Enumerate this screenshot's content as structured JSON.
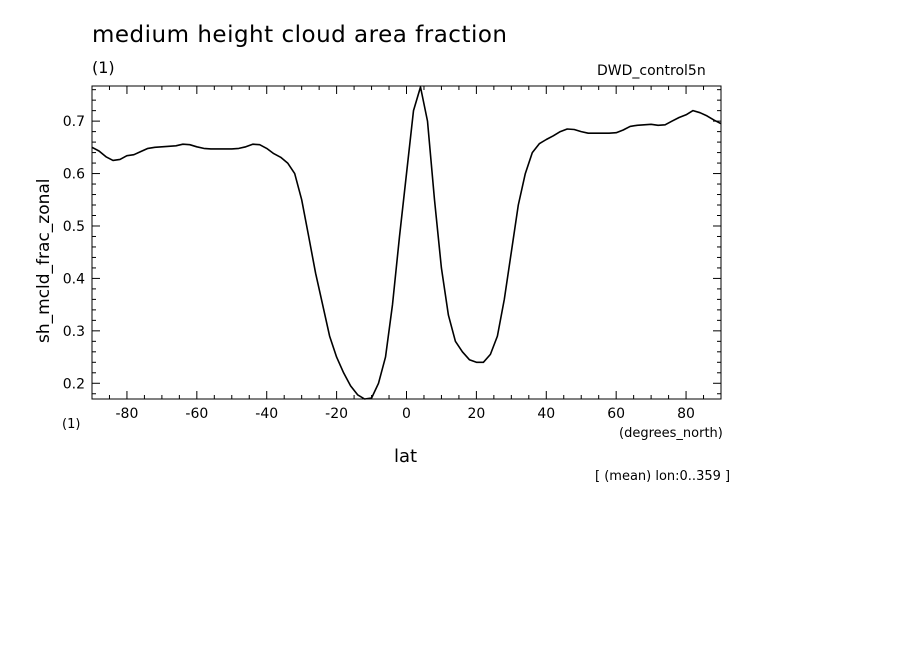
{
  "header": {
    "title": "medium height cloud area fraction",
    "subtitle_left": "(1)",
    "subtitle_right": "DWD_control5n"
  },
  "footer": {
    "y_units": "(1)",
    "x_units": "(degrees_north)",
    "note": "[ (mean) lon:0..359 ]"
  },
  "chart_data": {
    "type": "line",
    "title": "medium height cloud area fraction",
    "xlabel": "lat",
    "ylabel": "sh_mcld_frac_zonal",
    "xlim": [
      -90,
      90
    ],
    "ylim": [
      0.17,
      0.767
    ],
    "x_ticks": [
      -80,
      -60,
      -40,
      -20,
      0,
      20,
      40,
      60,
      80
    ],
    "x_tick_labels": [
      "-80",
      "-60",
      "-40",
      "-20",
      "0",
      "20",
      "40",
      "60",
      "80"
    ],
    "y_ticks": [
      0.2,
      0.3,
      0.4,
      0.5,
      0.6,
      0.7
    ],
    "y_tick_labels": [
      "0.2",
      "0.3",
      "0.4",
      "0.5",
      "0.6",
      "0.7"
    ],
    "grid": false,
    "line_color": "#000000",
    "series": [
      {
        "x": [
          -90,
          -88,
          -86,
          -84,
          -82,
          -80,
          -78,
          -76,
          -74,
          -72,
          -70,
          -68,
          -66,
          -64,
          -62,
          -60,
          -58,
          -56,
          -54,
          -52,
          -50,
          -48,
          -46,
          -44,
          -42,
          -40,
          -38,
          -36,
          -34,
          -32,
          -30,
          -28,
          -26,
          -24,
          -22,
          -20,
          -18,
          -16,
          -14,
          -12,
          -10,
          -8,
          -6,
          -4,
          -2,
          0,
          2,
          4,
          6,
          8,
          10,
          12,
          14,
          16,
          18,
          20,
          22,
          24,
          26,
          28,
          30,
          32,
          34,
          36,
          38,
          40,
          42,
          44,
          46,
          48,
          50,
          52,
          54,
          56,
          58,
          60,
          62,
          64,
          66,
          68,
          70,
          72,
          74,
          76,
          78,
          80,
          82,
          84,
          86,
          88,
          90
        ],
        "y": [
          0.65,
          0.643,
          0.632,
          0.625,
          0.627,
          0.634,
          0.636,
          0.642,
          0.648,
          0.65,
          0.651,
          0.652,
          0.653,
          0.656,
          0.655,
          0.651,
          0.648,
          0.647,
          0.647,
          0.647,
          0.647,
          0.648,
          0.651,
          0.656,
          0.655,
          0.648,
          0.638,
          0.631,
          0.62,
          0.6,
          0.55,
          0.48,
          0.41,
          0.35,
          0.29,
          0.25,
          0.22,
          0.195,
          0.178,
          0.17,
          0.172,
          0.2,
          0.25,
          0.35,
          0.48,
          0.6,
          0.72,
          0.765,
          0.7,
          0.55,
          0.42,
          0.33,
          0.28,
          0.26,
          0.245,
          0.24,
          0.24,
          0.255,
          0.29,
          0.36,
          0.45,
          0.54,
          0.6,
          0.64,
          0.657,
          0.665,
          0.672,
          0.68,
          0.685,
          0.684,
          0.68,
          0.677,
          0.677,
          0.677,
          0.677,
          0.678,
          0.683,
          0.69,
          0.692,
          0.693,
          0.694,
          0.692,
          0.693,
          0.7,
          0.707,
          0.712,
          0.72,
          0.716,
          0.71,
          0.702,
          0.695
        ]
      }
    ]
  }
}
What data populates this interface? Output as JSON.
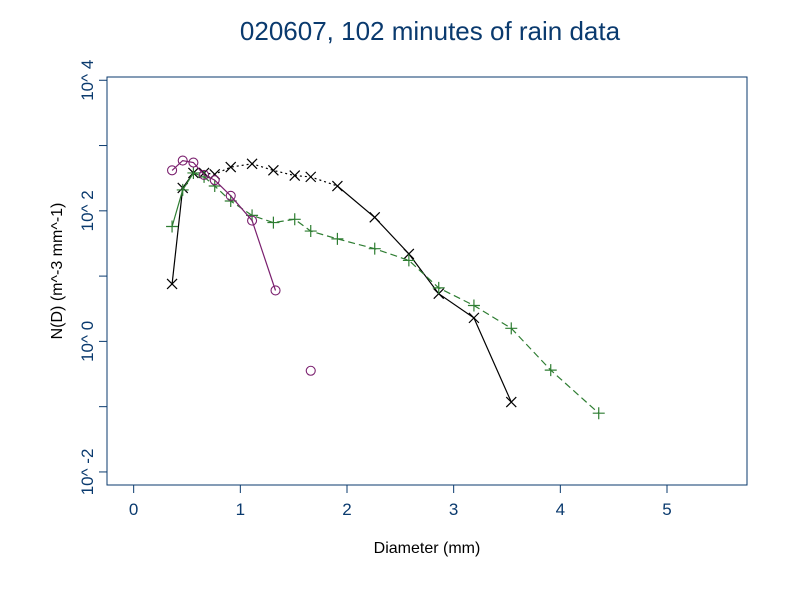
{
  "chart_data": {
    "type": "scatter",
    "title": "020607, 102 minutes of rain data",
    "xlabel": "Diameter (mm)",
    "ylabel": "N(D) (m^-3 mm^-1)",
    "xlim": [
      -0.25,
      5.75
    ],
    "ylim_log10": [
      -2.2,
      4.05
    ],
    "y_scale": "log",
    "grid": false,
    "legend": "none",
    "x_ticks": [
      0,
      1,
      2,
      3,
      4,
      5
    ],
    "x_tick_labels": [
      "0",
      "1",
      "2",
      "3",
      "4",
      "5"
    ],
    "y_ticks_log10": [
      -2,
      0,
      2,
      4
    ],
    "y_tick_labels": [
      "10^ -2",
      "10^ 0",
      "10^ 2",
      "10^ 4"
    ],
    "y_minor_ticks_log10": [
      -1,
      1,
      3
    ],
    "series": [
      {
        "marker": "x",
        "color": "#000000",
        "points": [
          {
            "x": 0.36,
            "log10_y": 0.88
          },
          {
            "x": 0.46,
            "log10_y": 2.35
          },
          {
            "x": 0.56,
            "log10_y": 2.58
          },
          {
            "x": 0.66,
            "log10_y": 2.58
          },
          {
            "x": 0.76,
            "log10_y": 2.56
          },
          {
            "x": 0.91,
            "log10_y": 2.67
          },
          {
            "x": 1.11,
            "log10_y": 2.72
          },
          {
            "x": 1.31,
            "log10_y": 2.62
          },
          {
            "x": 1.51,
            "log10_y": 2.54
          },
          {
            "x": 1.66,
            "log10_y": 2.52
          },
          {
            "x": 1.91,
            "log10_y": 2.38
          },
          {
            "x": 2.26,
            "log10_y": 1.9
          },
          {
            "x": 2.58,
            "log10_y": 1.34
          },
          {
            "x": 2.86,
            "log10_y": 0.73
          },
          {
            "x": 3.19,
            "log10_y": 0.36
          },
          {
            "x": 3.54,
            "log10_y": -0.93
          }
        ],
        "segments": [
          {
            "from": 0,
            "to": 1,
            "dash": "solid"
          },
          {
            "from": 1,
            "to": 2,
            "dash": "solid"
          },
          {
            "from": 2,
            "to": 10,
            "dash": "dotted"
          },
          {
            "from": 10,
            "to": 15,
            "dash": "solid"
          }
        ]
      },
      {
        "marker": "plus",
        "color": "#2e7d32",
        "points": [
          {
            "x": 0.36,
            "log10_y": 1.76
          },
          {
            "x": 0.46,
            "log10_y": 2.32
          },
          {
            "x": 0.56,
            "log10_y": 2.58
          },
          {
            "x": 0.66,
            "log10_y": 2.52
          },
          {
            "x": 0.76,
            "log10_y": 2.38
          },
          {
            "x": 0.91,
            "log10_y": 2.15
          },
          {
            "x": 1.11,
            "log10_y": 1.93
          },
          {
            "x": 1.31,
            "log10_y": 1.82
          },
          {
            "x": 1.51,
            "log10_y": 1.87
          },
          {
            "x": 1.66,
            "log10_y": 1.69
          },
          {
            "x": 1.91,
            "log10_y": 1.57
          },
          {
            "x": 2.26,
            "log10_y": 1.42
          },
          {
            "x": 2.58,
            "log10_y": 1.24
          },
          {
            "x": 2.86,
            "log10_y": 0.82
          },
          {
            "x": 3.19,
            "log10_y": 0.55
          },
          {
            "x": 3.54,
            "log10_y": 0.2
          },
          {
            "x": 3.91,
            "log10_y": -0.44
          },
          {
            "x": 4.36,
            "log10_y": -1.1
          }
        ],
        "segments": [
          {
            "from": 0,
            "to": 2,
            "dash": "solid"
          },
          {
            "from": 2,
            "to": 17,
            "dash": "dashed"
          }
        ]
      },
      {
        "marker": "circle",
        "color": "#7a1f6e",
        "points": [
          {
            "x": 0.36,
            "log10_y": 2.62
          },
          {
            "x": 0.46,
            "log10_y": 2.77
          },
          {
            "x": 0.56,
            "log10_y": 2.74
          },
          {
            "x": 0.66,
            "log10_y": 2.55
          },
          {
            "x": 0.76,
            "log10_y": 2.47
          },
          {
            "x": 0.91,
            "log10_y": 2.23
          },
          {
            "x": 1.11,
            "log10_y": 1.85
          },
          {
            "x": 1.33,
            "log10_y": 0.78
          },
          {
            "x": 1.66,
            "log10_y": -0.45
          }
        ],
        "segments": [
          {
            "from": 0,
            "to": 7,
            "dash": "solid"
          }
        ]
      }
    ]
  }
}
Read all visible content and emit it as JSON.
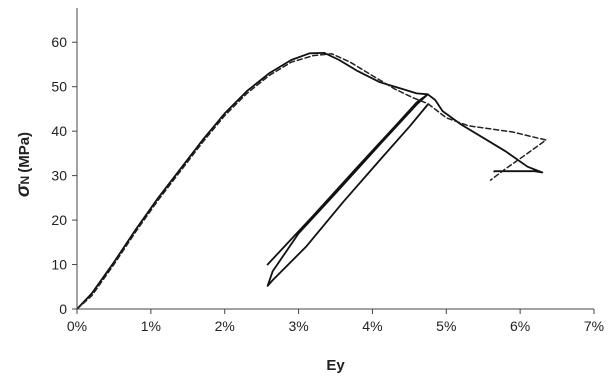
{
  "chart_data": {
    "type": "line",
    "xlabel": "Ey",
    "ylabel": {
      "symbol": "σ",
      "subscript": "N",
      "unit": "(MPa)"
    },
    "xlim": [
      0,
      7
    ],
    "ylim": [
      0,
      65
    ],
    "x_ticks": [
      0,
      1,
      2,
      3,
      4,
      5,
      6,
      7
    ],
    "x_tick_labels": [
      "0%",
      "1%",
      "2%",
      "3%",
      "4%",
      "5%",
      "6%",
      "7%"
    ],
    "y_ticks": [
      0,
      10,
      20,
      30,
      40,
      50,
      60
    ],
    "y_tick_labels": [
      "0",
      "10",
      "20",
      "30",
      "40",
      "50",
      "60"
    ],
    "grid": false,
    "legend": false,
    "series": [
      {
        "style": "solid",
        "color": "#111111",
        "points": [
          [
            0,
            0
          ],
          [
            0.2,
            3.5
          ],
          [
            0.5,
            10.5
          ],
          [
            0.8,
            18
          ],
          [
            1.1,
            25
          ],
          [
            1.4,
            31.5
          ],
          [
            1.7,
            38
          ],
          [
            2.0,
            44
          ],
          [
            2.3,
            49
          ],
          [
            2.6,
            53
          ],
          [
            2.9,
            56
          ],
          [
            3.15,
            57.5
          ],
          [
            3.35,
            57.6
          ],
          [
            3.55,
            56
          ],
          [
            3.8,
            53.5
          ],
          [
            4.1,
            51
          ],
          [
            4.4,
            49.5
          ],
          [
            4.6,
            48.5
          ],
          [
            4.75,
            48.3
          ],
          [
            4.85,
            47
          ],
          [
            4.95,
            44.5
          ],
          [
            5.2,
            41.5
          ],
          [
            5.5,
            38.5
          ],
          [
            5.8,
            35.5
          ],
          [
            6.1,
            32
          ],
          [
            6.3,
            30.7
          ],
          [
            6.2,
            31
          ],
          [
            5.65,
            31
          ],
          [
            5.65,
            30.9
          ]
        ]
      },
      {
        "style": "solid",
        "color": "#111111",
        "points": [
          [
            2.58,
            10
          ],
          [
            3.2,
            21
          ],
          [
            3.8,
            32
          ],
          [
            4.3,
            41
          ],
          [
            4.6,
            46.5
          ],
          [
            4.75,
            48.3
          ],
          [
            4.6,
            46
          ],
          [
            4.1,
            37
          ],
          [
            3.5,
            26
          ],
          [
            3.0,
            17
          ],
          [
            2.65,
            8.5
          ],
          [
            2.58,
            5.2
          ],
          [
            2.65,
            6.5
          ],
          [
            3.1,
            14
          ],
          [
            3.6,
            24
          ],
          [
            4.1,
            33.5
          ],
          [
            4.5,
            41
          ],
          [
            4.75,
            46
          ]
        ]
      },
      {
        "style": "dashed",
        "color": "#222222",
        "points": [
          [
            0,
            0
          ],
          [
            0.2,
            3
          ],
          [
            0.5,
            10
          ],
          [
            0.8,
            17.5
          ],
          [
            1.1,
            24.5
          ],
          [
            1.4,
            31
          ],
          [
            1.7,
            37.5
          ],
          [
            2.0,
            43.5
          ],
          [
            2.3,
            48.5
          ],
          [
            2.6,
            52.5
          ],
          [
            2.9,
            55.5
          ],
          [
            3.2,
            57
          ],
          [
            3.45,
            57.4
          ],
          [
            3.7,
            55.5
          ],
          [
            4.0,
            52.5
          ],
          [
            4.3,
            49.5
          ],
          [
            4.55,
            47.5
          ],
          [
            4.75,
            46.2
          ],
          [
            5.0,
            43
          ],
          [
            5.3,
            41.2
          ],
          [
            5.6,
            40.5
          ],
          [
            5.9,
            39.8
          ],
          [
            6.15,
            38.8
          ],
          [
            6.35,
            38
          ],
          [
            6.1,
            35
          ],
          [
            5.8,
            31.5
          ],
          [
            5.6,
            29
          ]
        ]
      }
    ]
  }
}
* * * * *
Description of the task: In how many lines does the word "content" appear? Respond with the number alone.

Worked solution: 2